- GIVEN PROBLEM -
Give the count of lines containing the string "page", with no other output.

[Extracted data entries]
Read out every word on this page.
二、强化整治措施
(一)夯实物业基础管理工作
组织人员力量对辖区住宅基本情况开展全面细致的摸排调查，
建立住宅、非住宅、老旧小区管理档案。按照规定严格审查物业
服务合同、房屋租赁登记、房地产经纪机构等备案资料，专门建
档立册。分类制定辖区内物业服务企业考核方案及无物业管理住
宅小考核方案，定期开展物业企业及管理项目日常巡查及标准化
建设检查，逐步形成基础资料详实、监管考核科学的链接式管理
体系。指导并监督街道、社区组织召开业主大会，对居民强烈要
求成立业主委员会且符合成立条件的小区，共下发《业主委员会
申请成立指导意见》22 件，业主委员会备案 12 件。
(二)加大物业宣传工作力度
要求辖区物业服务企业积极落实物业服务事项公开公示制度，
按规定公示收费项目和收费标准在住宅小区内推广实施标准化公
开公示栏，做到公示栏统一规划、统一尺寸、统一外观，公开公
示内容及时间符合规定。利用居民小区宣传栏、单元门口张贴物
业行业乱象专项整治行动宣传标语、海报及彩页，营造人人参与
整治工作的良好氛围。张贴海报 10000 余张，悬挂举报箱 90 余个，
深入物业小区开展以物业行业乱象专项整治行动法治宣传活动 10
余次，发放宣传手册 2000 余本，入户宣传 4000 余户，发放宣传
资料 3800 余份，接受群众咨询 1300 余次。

...

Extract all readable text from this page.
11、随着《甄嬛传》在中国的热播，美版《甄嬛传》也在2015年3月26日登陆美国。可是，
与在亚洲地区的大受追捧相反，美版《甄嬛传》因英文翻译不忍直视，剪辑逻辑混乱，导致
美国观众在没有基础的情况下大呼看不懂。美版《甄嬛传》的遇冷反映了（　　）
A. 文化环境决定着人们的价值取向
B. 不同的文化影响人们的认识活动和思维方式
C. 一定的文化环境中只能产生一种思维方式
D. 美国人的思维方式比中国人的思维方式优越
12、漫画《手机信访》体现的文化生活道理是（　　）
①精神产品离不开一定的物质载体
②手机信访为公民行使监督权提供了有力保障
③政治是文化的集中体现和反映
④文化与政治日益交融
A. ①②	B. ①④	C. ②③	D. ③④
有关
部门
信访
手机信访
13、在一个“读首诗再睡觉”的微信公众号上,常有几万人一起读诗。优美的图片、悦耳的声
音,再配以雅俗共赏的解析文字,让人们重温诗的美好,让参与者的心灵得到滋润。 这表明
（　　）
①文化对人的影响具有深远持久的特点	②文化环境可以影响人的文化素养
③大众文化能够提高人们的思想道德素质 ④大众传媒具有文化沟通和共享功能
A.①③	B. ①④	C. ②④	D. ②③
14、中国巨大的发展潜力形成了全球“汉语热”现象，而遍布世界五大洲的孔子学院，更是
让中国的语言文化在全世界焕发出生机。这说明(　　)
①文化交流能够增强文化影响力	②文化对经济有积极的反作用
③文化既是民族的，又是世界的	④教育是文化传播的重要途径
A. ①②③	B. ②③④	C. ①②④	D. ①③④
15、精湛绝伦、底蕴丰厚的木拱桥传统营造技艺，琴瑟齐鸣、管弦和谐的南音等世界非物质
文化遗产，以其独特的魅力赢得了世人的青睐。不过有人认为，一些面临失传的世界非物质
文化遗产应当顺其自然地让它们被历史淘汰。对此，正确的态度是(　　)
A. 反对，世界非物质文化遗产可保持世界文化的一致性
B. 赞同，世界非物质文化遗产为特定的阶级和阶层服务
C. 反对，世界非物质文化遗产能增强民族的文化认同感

- SOLUTION BELOW -
2